→ The request
Set out every line bearing the string "Amat".
+++ Dataset content
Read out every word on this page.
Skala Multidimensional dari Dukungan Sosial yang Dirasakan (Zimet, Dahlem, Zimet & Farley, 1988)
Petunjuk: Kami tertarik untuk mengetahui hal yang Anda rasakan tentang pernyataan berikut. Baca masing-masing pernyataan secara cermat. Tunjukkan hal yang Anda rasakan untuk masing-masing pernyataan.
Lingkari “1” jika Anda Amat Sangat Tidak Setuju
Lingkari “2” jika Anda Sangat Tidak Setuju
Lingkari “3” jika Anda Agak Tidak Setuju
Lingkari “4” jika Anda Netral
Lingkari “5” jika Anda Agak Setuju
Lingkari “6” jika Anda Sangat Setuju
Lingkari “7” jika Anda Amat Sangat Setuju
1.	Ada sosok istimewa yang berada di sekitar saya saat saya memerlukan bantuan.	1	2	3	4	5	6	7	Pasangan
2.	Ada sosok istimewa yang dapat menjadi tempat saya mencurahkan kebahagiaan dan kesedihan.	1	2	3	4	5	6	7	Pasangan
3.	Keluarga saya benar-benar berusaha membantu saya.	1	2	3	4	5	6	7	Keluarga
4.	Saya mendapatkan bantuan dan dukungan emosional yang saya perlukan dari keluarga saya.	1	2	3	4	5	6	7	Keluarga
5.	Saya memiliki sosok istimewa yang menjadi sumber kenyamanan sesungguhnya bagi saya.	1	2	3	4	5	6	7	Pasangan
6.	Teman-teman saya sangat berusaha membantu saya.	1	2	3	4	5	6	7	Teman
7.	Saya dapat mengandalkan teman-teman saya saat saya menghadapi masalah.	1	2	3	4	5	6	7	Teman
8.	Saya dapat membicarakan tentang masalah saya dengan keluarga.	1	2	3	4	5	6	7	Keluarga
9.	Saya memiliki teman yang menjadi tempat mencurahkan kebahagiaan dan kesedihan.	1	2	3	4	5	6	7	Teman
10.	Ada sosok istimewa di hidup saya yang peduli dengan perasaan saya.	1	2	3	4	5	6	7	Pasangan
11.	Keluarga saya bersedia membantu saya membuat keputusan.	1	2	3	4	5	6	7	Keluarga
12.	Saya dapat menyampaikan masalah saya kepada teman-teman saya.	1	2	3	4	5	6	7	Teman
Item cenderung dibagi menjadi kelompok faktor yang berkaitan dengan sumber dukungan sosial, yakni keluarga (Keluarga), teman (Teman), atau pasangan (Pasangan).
++++++
→ Expected answer
Lingkari “1” jika Anda Amat Sangat Tidak Setuju
Lingkari “7” jika Anda Amat Sangat Setuju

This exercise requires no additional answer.